**Requirements:**
Find every line with the string "farms" in it, count them, and reply with that count only.

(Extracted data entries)
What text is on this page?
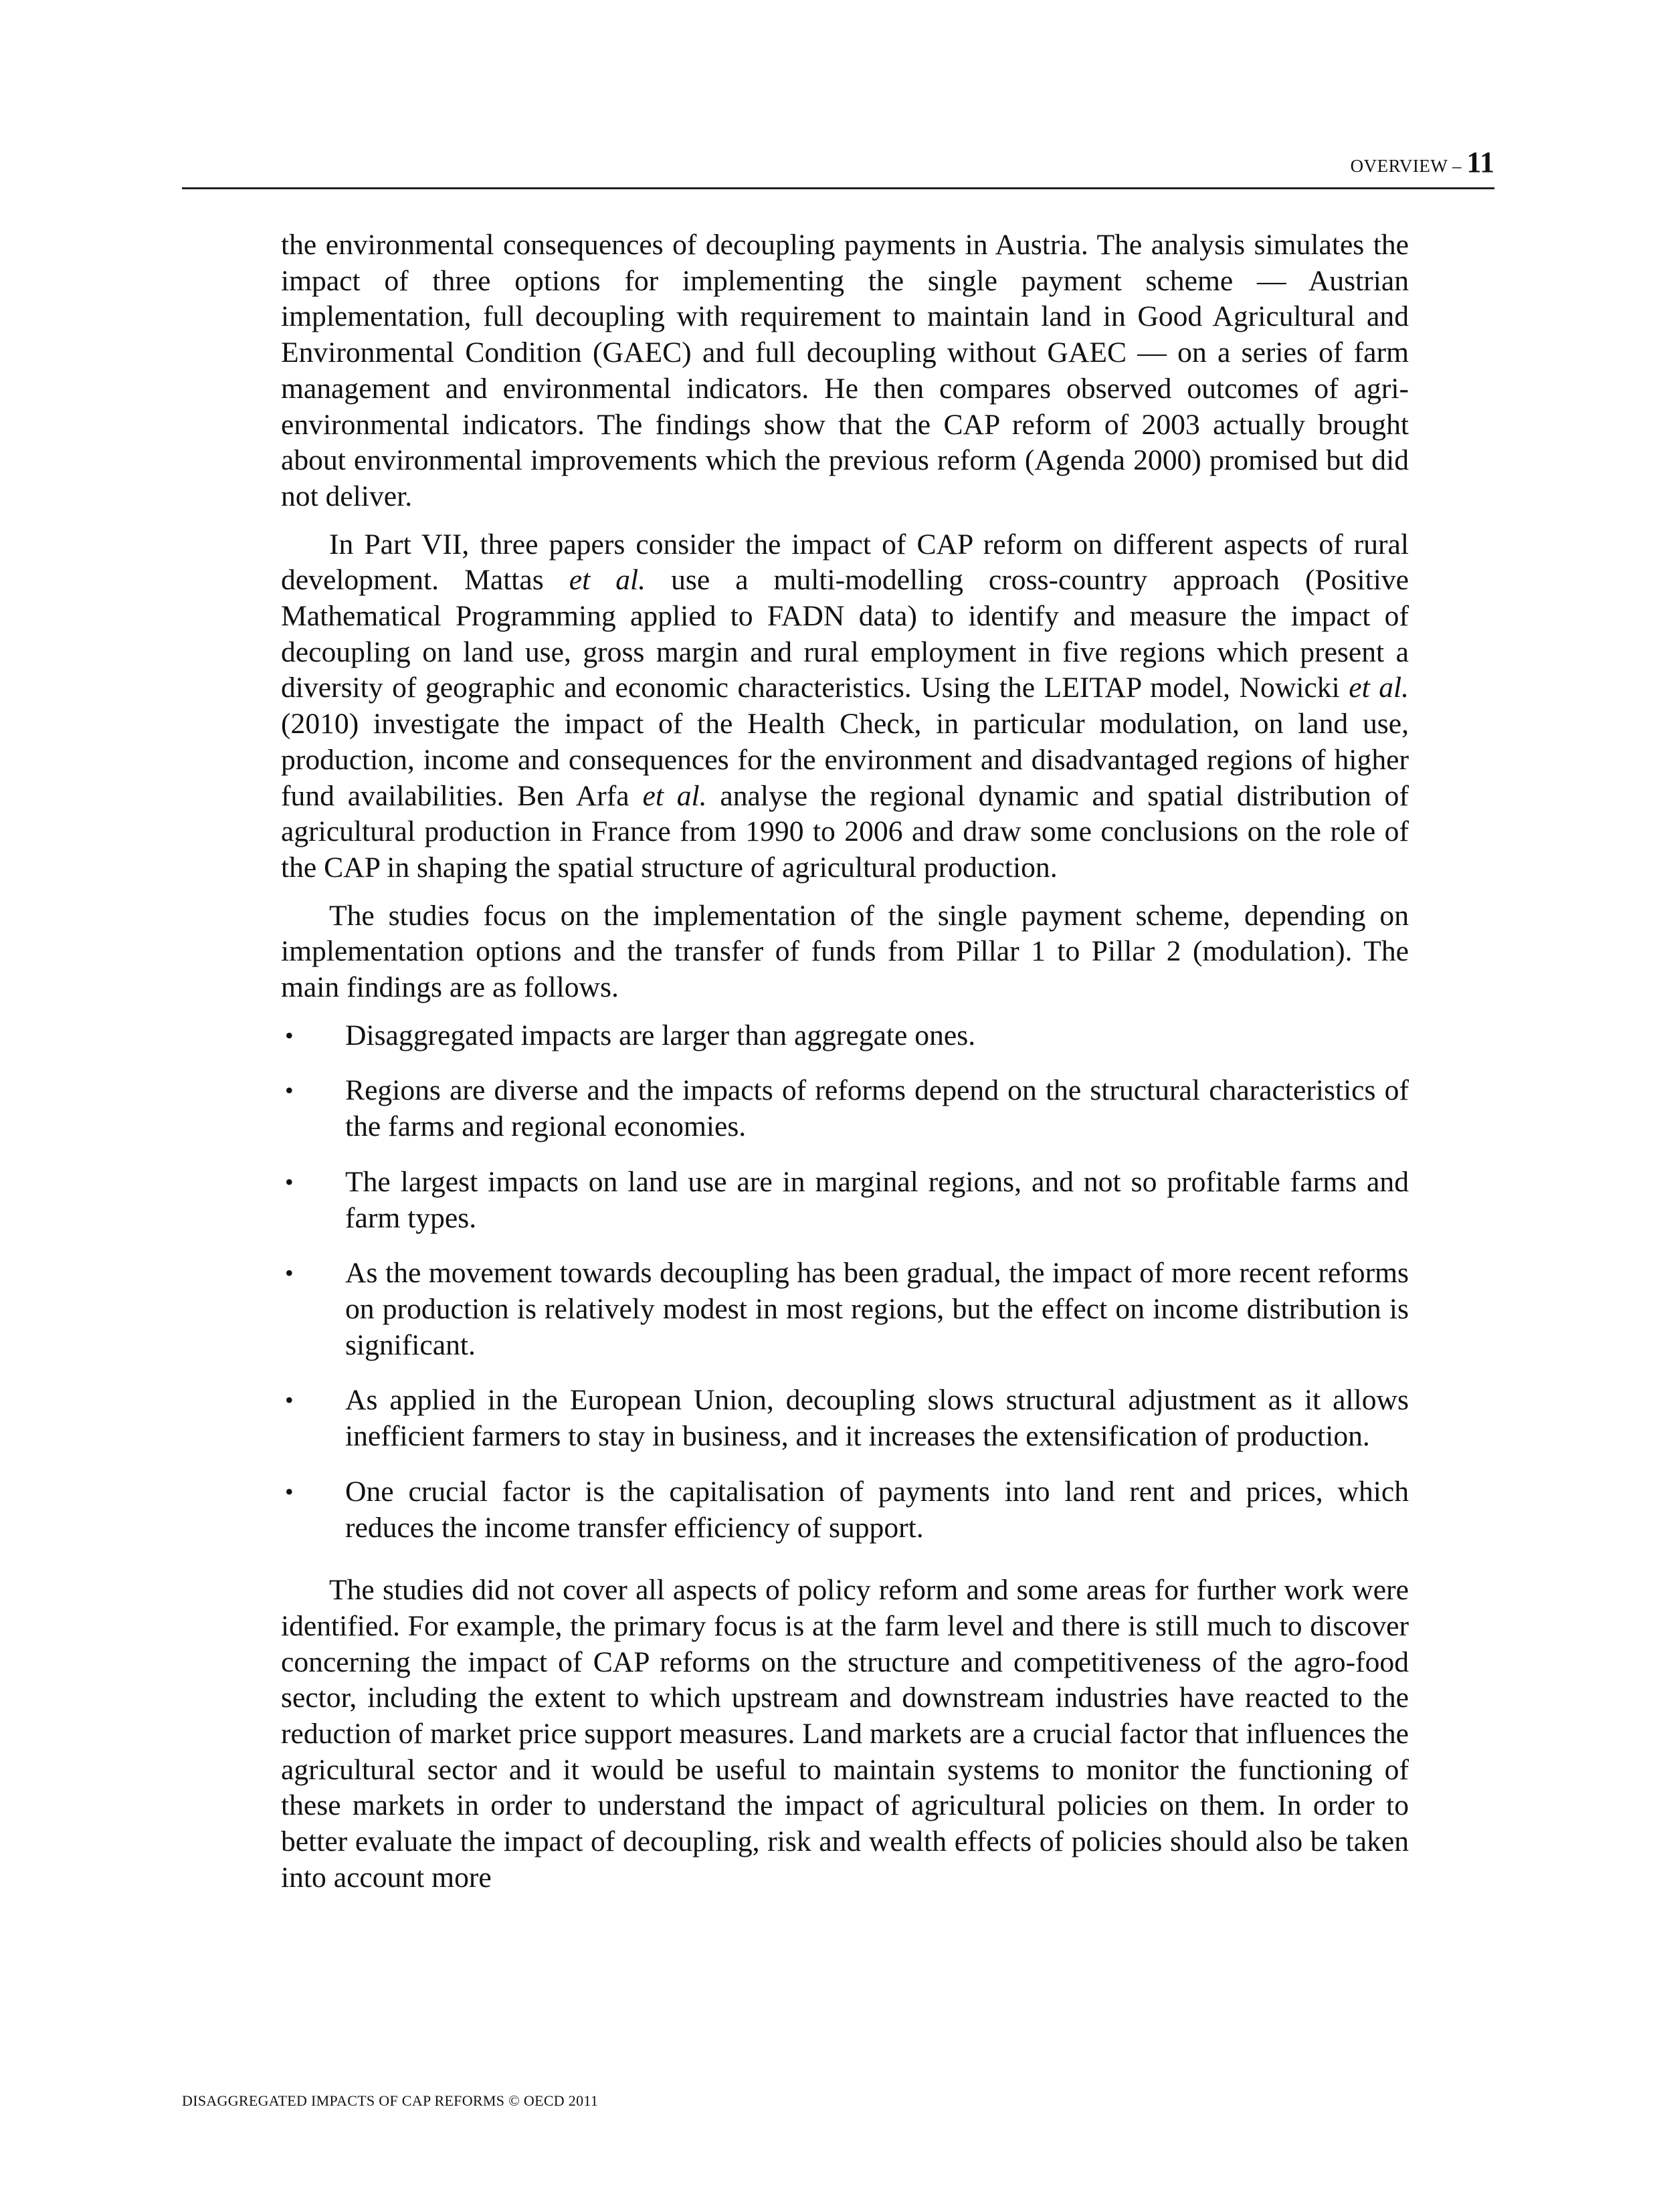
OVERVIEW – 11

the environmental consequences of decoupling payments in Austria. The analysis simulates the impact of three options for implementing the single payment scheme — Austrian implementation, full decoupling with requirement to maintain land in Good Agricultural and Environmental Condition (GAEC) and full decoupling without GAEC — on a series of farm management and environmental indicators. He then compares observed outcomes of agri-environmental indicators. The findings show that the CAP reform of 2003 actually brought about environmental improvements which the previous reform (Agenda 2000) promised but did not deliver.

In Part VII, three papers consider the impact of CAP reform on different aspects of rural development. Mattas et al. use a multi-modelling cross-country approach (Positive Mathematical Programming applied to FADN data) to identify and measure the impact of decoupling on land use, gross margin and rural employment in five regions which present a diversity of geographic and economic characteristics. Using the LEITAP model, Nowicki et al. (2010) investigate the impact of the Health Check, in particular modulation, on land use, production, income and consequences for the environment and disadvantaged regions of higher fund availabilities. Ben Arfa et al. analyse the regional dynamic and spatial distribution of agricultural production in France from 1990 to 2006 and draw some conclusions on the role of the CAP in shaping the spatial structure of agricultural production.

The studies focus on the implementation of the single payment scheme, depending on implementation options and the transfer of funds from Pillar 1 to Pillar 2 (modulation). The main findings are as follows.

• Disaggregated impacts are larger than aggregate ones.
• Regions are diverse and the impacts of reforms depend on the structural characteristics of the farms and regional economies.
• The largest impacts on land use are in marginal regions, and not so profitable farms and farm types.
• As the movement towards decoupling has been gradual, the impact of more recent reforms on production is relatively modest in most regions, but the effect on income distribution is significant.
• As applied in the European Union, decoupling slows structural adjustment as it allows inefficient farmers to stay in business, and it increases the extensification of production.
• One crucial factor is the capitalisation of payments into land rent and prices, which reduces the income transfer efficiency of support.

The studies did not cover all aspects of policy reform and some areas for further work were identified. For example, the primary focus is at the farm level and there is still much to discover concerning the impact of CAP reforms on the structure and competitiveness of the agro-food sector, including the extent to which upstream and downstream industries have reacted to the reduction of market price support measures. Land markets are a crucial factor that influences the agricultural sector and it would be useful to maintain systems to monitor the functioning of these markets in order to understand the impact of agricultural policies on them. In order to better evaluate the impact of decoupling, risk and wealth effects of policies should also be taken into account more

DISAGGREGATED IMPACTS OF CAP REFORMS © OECD 2011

**Answer:**
2